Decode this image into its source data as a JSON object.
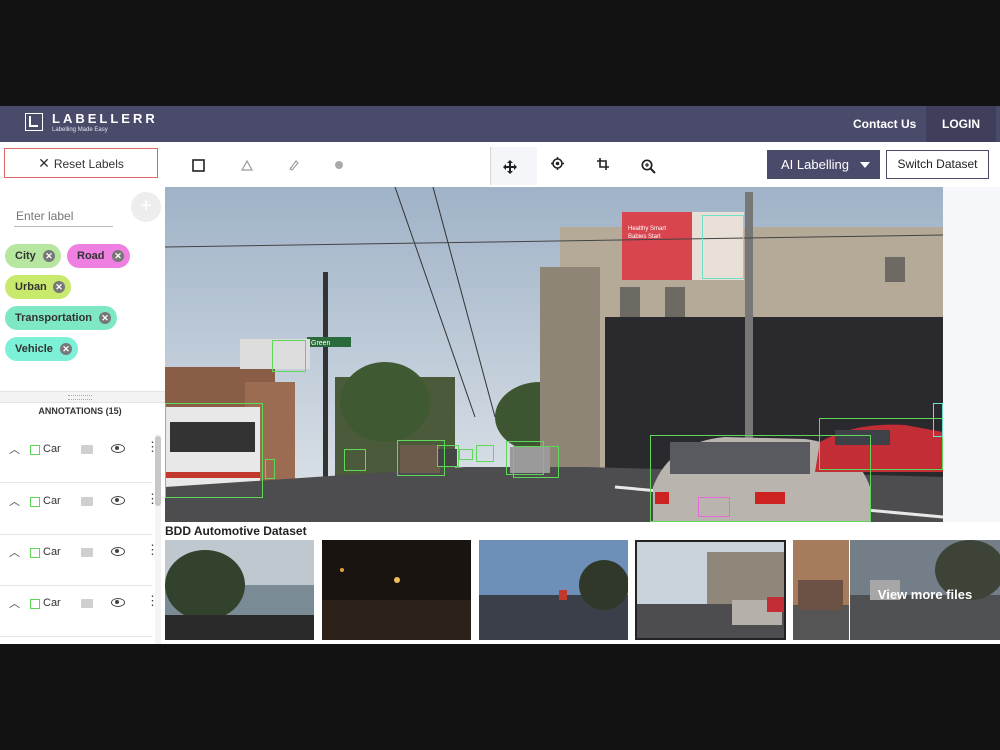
{
  "brand": {
    "name": "LABELLERR",
    "tagline": "Labelling Made Easy"
  },
  "nav": {
    "contact": "Contact Us",
    "login": "LOGIN"
  },
  "left_panel": {
    "reset_label": "Reset Labels",
    "input_placeholder": "Enter label",
    "labels": [
      {
        "text": "City",
        "color": "#b6e6a0"
      },
      {
        "text": "Road",
        "color": "#ef7fe0"
      },
      {
        "text": "Urban",
        "color": "#c8e96b"
      },
      {
        "text": "Transportation",
        "color": "#7de8c3"
      },
      {
        "text": "Vehicle",
        "color": "#7df0d8"
      }
    ],
    "annotations_header": "ANNOTATIONS (15)",
    "annotations": [
      {
        "class": "Car"
      },
      {
        "class": "Car"
      },
      {
        "class": "Car"
      },
      {
        "class": "Car"
      }
    ]
  },
  "toolbar": {
    "tools": [
      "rectangle-icon",
      "polygon-icon",
      "pen-icon",
      "point-icon",
      "move-icon",
      "target-icon",
      "crop-icon",
      "zoom-icon"
    ],
    "active_tool": "move-icon",
    "ai_labelling": "AI Labelling",
    "switch_dataset": "Switch Dataset"
  },
  "canvas": {
    "billboard_lines": [
      "Healthy Smart",
      "Babies Start"
    ],
    "street_sign": "Green",
    "annotation_count_shown": 15
  },
  "dataset": {
    "title": "BDD Automotive Dataset",
    "view_more": "View more files",
    "thumbnails": 6,
    "selected_index": 3
  }
}
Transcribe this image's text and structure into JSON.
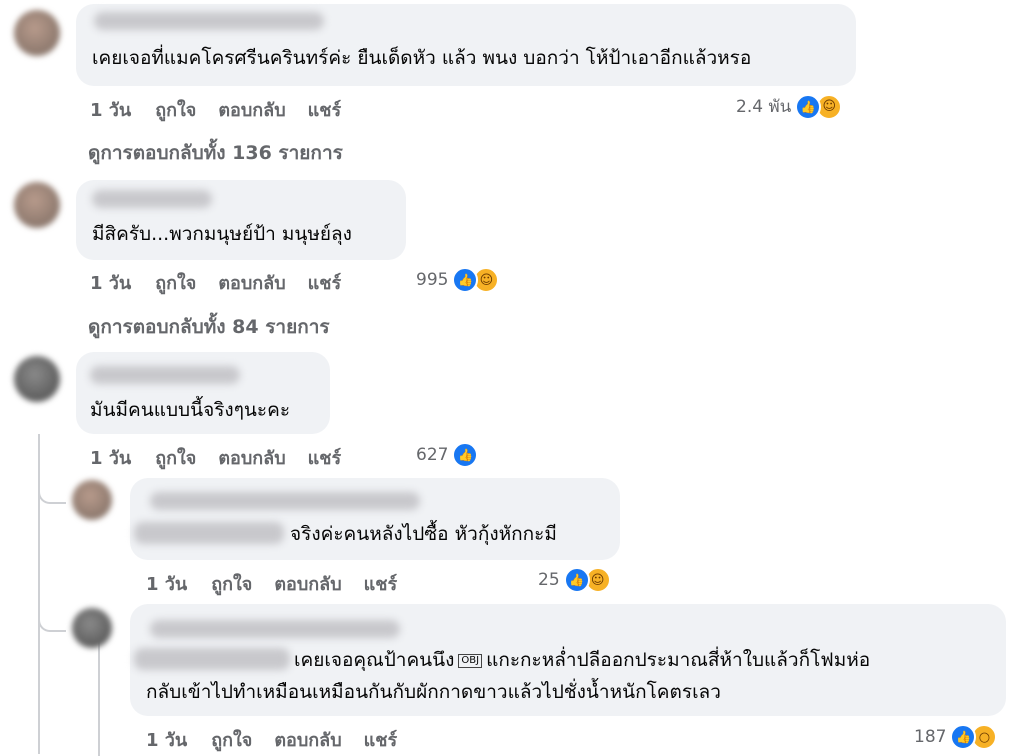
{
  "comments": [
    {
      "text": "เคยเจอที่แมคโครศรีนครินทร์ค่ะ ยืนเด็ดหัว แล้ว พนง บอกว่า โห้ป้าเอาอีกแล้วหรอ",
      "time": "1 วัน",
      "like": "ถูกใจ",
      "reply": "ตอบกลับ",
      "share": "แชร์",
      "reaction_count": "2.4 พัน",
      "reactions": [
        "like-icon",
        "haha-icon"
      ],
      "view_replies": "ดูการตอบกลับทั้ง 136 รายการ"
    },
    {
      "text": "มีสิครับ...พวกมนุษย์ป้า มนุษย์ลุง",
      "time": "1 วัน",
      "like": "ถูกใจ",
      "reply": "ตอบกลับ",
      "share": "แชร์",
      "reaction_count": "995",
      "reactions": [
        "like-icon",
        "haha-icon"
      ],
      "view_replies": "ดูการตอบกลับทั้ง 84 รายการ"
    },
    {
      "text": "มันมีคนแบบนี้จริงๆนะคะ",
      "time": "1 วัน",
      "like": "ถูกใจ",
      "reply": "ตอบกลับ",
      "share": "แชร์",
      "reaction_count": "627",
      "reactions": [
        "like-icon"
      ]
    }
  ],
  "replies": [
    {
      "text": "จริงค่ะคนหลังไปซื้อ หัวกุ้งหักกะมี",
      "time": "1 วัน",
      "like": "ถูกใจ",
      "reply": "ตอบกลับ",
      "share": "แชร์",
      "reaction_count": "25",
      "reactions": [
        "like-icon",
        "haha-icon"
      ]
    },
    {
      "text_line1_a": "เคยเจอคุณป้าคนนึง",
      "obj": "OBJ",
      "text_line1_b": "แกะกะหล่ำปลีออกประมาณสี่ห้าใบแล้วก็โฟมห่อ",
      "text_line2": "กลับเข้าไปทำเหมือนเหมือนกันกับผักกาดขาวแล้วไปชั่งน้ำหนักโคตรเลว",
      "time": "1 วัน",
      "like": "ถูกใจ",
      "reply": "ตอบกลับ",
      "share": "แชร์",
      "reaction_count": "187",
      "reactions": [
        "like-icon",
        "wow-icon"
      ]
    }
  ],
  "colors": {
    "bubble": "#f0f2f5",
    "like": "#1877f2",
    "haha": "#f7b125",
    "meta": "#65676b"
  }
}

Work to be completed - Copy out each record shown above without alteration, skipping any picture.

Response to this exercise -
Decode this image into its source data as a JSON object.
{
  "brand": {
    "name": "LABELLERR",
    "tagline": "Labelling Made Easy"
  },
  "nav": {
    "contact": "Contact Us",
    "login": "LOGIN"
  },
  "left_panel": {
    "reset_label": "Reset Labels",
    "input_placeholder": "Enter label",
    "labels": [
      {
        "text": "City",
        "color": "#b6e6a0"
      },
      {
        "text": "Road",
        "color": "#ef7fe0"
      },
      {
        "text": "Urban",
        "color": "#c8e96b"
      },
      {
        "text": "Transportation",
        "color": "#7de8c3"
      },
      {
        "text": "Vehicle",
        "color": "#7df0d8"
      }
    ],
    "annotations_header": "ANNOTATIONS (15)",
    "annotations": [
      {
        "class": "Car"
      },
      {
        "class": "Car"
      },
      {
        "class": "Car"
      },
      {
        "class": "Car"
      }
    ]
  },
  "toolbar": {
    "tools": [
      "rectangle-icon",
      "polygon-icon",
      "pen-icon",
      "point-icon",
      "move-icon",
      "target-icon",
      "crop-icon",
      "zoom-icon"
    ],
    "active_tool": "move-icon",
    "ai_labelling": "AI Labelling",
    "switch_dataset": "Switch Dataset"
  },
  "canvas": {
    "billboard_lines": [
      "Healthy Smart",
      "Babies Start"
    ],
    "street_sign": "Green",
    "annotation_count_shown": 15
  },
  "dataset": {
    "title": "BDD Automotive Dataset",
    "view_more": "View more files",
    "thumbnails": 6,
    "selected_index": 3
  }
}
Transcribe this image's text and structure into JSON.
{
  "comments": [
    {
      "text": "เคยเจอที่แมคโครศรีนครินทร์ค่ะ ยืนเด็ดหัว แล้ว พนง บอกว่า โห้ป้าเอาอีกแล้วหรอ",
      "time": "1 วัน",
      "like": "ถูกใจ",
      "reply": "ตอบกลับ",
      "share": "แชร์",
      "reaction_count": "2.4 พัน",
      "reactions": [
        "like-icon",
        "haha-icon"
      ],
      "view_replies": "ดูการตอบกลับทั้ง 136 รายการ"
    },
    {
      "text": "มีสิครับ...พวกมนุษย์ป้า มนุษย์ลุง",
      "time": "1 วัน",
      "like": "ถูกใจ",
      "reply": "ตอบกลับ",
      "share": "แชร์",
      "reaction_count": "995",
      "reactions": [
        "like-icon",
        "haha-icon"
      ],
      "view_replies": "ดูการตอบกลับทั้ง 84 รายการ"
    },
    {
      "text": "มันมีคนแบบนี้จริงๆนะคะ",
      "time": "1 วัน",
      "like": "ถูกใจ",
      "reply": "ตอบกลับ",
      "share": "แชร์",
      "reaction_count": "627",
      "reactions": [
        "like-icon"
      ]
    }
  ],
  "replies": [
    {
      "text": "จริงค่ะคนหลังไปซื้อ หัวกุ้งหักกะมี",
      "time": "1 วัน",
      "like": "ถูกใจ",
      "reply": "ตอบกลับ",
      "share": "แชร์",
      "reaction_count": "25",
      "reactions": [
        "like-icon",
        "haha-icon"
      ]
    },
    {
      "text_line1_a": "เคยเจอคุณป้าคนนึง",
      "obj": "OBJ",
      "text_line1_b": "แกะกะหล่ำปลีออกประมาณสี่ห้าใบแล้วก็โฟมห่อ",
      "text_line2": "กลับเข้าไปทำเหมือนเหมือนกันกับผักกาดขาวแล้วไปชั่งน้ำหนักโคตรเลว",
      "time": "1 วัน",
      "like": "ถูกใจ",
      "reply": "ตอบกลับ",
      "share": "แชร์",
      "reaction_count": "187",
      "reactions": [
        "like-icon",
        "wow-icon"
      ]
    }
  ],
  "colors": {
    "bubble": "#f0f2f5",
    "like": "#1877f2",
    "haha": "#f7b125",
    "meta": "#65676b"
  }
}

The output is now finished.